Exercise:
Reproduce the lines of the material exactly, excluding every image.

[start Given information]

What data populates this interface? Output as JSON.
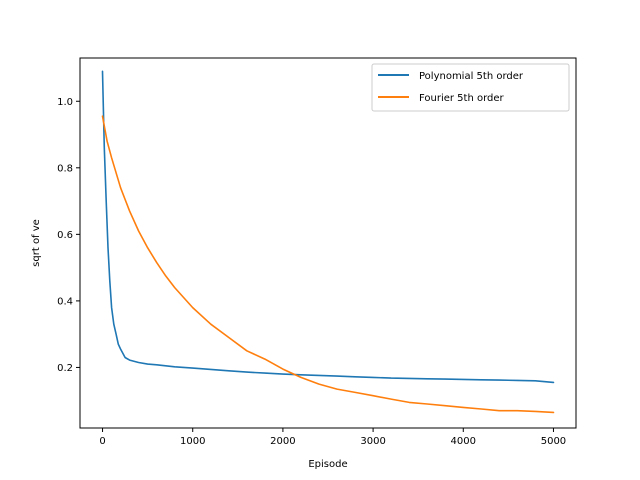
{
  "chart_data": {
    "type": "line",
    "title": "",
    "xlabel": "Episode",
    "ylabel": "sqrt of ve",
    "xlim": [
      -250,
      5250
    ],
    "ylim": [
      0.018,
      1.13
    ],
    "x_ticks": [
      0,
      1000,
      2000,
      3000,
      4000,
      5000
    ],
    "x_tick_labels": [
      "0",
      "1000",
      "2000",
      "3000",
      "4000",
      "5000"
    ],
    "y_ticks": [
      0.2,
      0.4,
      0.6,
      0.8,
      1.0
    ],
    "y_tick_labels": [
      "0.2",
      "0.4",
      "0.6",
      "0.8",
      "1.0"
    ],
    "grid": false,
    "legend_position": "top-right",
    "series": [
      {
        "name": "Polynomial 5th order",
        "color": "#1f77b4",
        "x": [
          0,
          20,
          40,
          60,
          80,
          100,
          125,
          150,
          175,
          200,
          250,
          300,
          400,
          500,
          600,
          700,
          800,
          900,
          1000,
          1200,
          1400,
          1600,
          1800,
          2000,
          2200,
          2400,
          2600,
          2800,
          3000,
          3200,
          3400,
          3600,
          3800,
          4000,
          4200,
          4400,
          4600,
          4800,
          5000
        ],
        "y": [
          1.09,
          0.86,
          0.7,
          0.56,
          0.46,
          0.38,
          0.33,
          0.3,
          0.27,
          0.255,
          0.23,
          0.222,
          0.215,
          0.21,
          0.208,
          0.205,
          0.202,
          0.2,
          0.198,
          0.194,
          0.19,
          0.186,
          0.183,
          0.18,
          0.178,
          0.176,
          0.174,
          0.172,
          0.17,
          0.168,
          0.167,
          0.166,
          0.165,
          0.164,
          0.163,
          0.162,
          0.161,
          0.16,
          0.155
        ]
      },
      {
        "name": "Fourier 5th order",
        "color": "#ff7f0e",
        "x": [
          0,
          50,
          100,
          200,
          300,
          400,
          500,
          600,
          700,
          800,
          900,
          1000,
          1200,
          1400,
          1600,
          1800,
          2000,
          2200,
          2400,
          2600,
          2800,
          3000,
          3200,
          3400,
          3600,
          3800,
          4000,
          4200,
          4400,
          4600,
          4800,
          5000
        ],
        "y": [
          0.955,
          0.88,
          0.83,
          0.74,
          0.67,
          0.61,
          0.56,
          0.515,
          0.475,
          0.44,
          0.41,
          0.38,
          0.33,
          0.29,
          0.25,
          0.225,
          0.195,
          0.17,
          0.15,
          0.135,
          0.125,
          0.115,
          0.105,
          0.095,
          0.09,
          0.085,
          0.08,
          0.075,
          0.07,
          0.07,
          0.068,
          0.065
        ]
      }
    ]
  }
}
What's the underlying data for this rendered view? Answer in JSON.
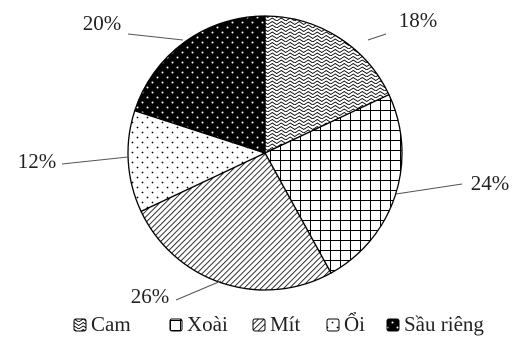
{
  "chart_data": {
    "type": "pie",
    "title": "",
    "categories": [
      "Cam",
      "Xoài",
      "Mít",
      "Ổi",
      "Sầu riêng"
    ],
    "values": [
      18,
      24,
      26,
      12,
      20
    ],
    "labels": [
      "18%",
      "24%",
      "26%",
      "12%",
      "20%"
    ],
    "patterns": [
      "wave",
      "grid",
      "diagonal",
      "dots",
      "black-dots"
    ],
    "legend_position": "bottom",
    "line_color": "#555555"
  }
}
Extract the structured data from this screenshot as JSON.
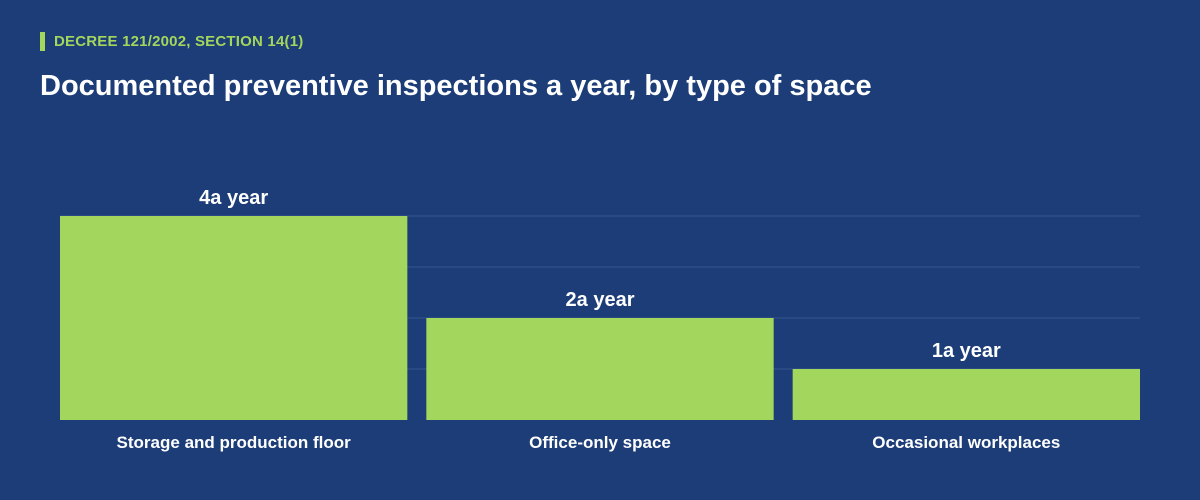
{
  "header": {
    "eyebrow": "DECREE 121/2002, SECTION 14(1)",
    "title": "Documented preventive inspections a year, by type of space"
  },
  "colors": {
    "background": "#1c3d77",
    "bar": "#a3d65c",
    "accent": "#a3d65c",
    "grid": "#34558d",
    "text": "#ffffff"
  },
  "chart_data": {
    "type": "bar",
    "title": "Documented preventive inspections a year, by type of space",
    "categories": [
      "Storage and production floor",
      "Office-only space",
      "Occasional workplaces"
    ],
    "values": [
      4,
      2,
      1
    ],
    "value_labels": [
      "4a year",
      "2a year",
      "1a year"
    ],
    "xlabel": "",
    "ylabel": "",
    "ylim": [
      0,
      4
    ],
    "grid": true,
    "legend": "none"
  }
}
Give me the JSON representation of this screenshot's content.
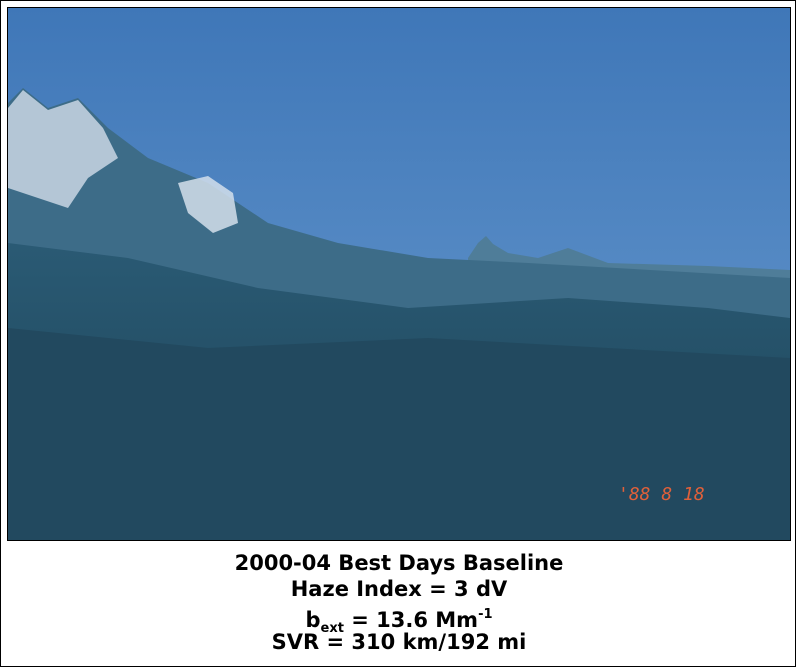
{
  "photo": {
    "timestamp": "'88  8 18"
  },
  "caption": {
    "line1": "2000-04 Best Days Baseline",
    "line2": "Haze Index = 3 dV",
    "line3": {
      "base": "b",
      "sub": "ext",
      "mid": " = 13.6 Mm",
      "sup": "-1"
    },
    "line4": "SVR = 310 km/192 mi"
  }
}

[end Given information]

Result:
What data populates this interface? Output as JSON.
{
  "chart_data": {
    "type": "line",
    "title": "",
    "xlabel": "Episode",
    "ylabel": "sqrt of ve",
    "xlim": [
      -250,
      5250
    ],
    "ylim": [
      0.018,
      1.13
    ],
    "x_ticks": [
      0,
      1000,
      2000,
      3000,
      4000,
      5000
    ],
    "x_tick_labels": [
      "0",
      "1000",
      "2000",
      "3000",
      "4000",
      "5000"
    ],
    "y_ticks": [
      0.2,
      0.4,
      0.6,
      0.8,
      1.0
    ],
    "y_tick_labels": [
      "0.2",
      "0.4",
      "0.6",
      "0.8",
      "1.0"
    ],
    "grid": false,
    "legend_position": "top-right",
    "series": [
      {
        "name": "Polynomial 5th order",
        "color": "#1f77b4",
        "x": [
          0,
          20,
          40,
          60,
          80,
          100,
          125,
          150,
          175,
          200,
          250,
          300,
          400,
          500,
          600,
          700,
          800,
          900,
          1000,
          1200,
          1400,
          1600,
          1800,
          2000,
          2200,
          2400,
          2600,
          2800,
          3000,
          3200,
          3400,
          3600,
          3800,
          4000,
          4200,
          4400,
          4600,
          4800,
          5000
        ],
        "y": [
          1.09,
          0.86,
          0.7,
          0.56,
          0.46,
          0.38,
          0.33,
          0.3,
          0.27,
          0.255,
          0.23,
          0.222,
          0.215,
          0.21,
          0.208,
          0.205,
          0.202,
          0.2,
          0.198,
          0.194,
          0.19,
          0.186,
          0.183,
          0.18,
          0.178,
          0.176,
          0.174,
          0.172,
          0.17,
          0.168,
          0.167,
          0.166,
          0.165,
          0.164,
          0.163,
          0.162,
          0.161,
          0.16,
          0.155
        ]
      },
      {
        "name": "Fourier 5th order",
        "color": "#ff7f0e",
        "x": [
          0,
          50,
          100,
          200,
          300,
          400,
          500,
          600,
          700,
          800,
          900,
          1000,
          1200,
          1400,
          1600,
          1800,
          2000,
          2200,
          2400,
          2600,
          2800,
          3000,
          3200,
          3400,
          3600,
          3800,
          4000,
          4200,
          4400,
          4600,
          4800,
          5000
        ],
        "y": [
          0.955,
          0.88,
          0.83,
          0.74,
          0.67,
          0.61,
          0.56,
          0.515,
          0.475,
          0.44,
          0.41,
          0.38,
          0.33,
          0.29,
          0.25,
          0.225,
          0.195,
          0.17,
          0.15,
          0.135,
          0.125,
          0.115,
          0.105,
          0.095,
          0.09,
          0.085,
          0.08,
          0.075,
          0.07,
          0.07,
          0.068,
          0.065
        ]
      }
    ]
  }
}
What's the underlying data for this rendered view? Answer in JSON.
{
  "chart_data": {
    "type": "pie",
    "title": "",
    "categories": [
      "Cam",
      "Xoài",
      "Mít",
      "Ổi",
      "Sầu riêng"
    ],
    "values": [
      18,
      24,
      26,
      12,
      20
    ],
    "labels": [
      "18%",
      "24%",
      "26%",
      "12%",
      "20%"
    ],
    "patterns": [
      "wave",
      "grid",
      "diagonal",
      "dots",
      "black-dots"
    ],
    "legend_position": "bottom",
    "line_color": "#555555"
  }
}
Extract the structured data from this screenshot as JSON.
{
  "header": {
    "eyebrow": "DECREE 121/2002, SECTION 14(1)",
    "title": "Documented preventive inspections a year, by type of space"
  },
  "colors": {
    "background": "#1c3d77",
    "bar": "#a3d65c",
    "accent": "#a3d65c",
    "grid": "#34558d",
    "text": "#ffffff"
  },
  "chart_data": {
    "type": "bar",
    "title": "Documented preventive inspections a year, by type of space",
    "categories": [
      "Storage and production floor",
      "Office-only space",
      "Occasional workplaces"
    ],
    "values": [
      4,
      2,
      1
    ],
    "value_labels": [
      "4a year",
      "2a year",
      "1a year"
    ],
    "xlabel": "",
    "ylabel": "",
    "ylim": [
      0,
      4
    ],
    "grid": true,
    "legend": "none"
  }
}
Give me the JSON representation of this screenshot's content.
{
  "photo": {
    "timestamp": "'88  8 18"
  },
  "caption": {
    "line1": "2000-04 Best Days Baseline",
    "line2": "Haze Index = 3 dV",
    "line3": {
      "base": "b",
      "sub": "ext",
      "mid": " = 13.6 Mm",
      "sup": "-1"
    },
    "line4": "SVR = 310 km/192 mi"
  }
}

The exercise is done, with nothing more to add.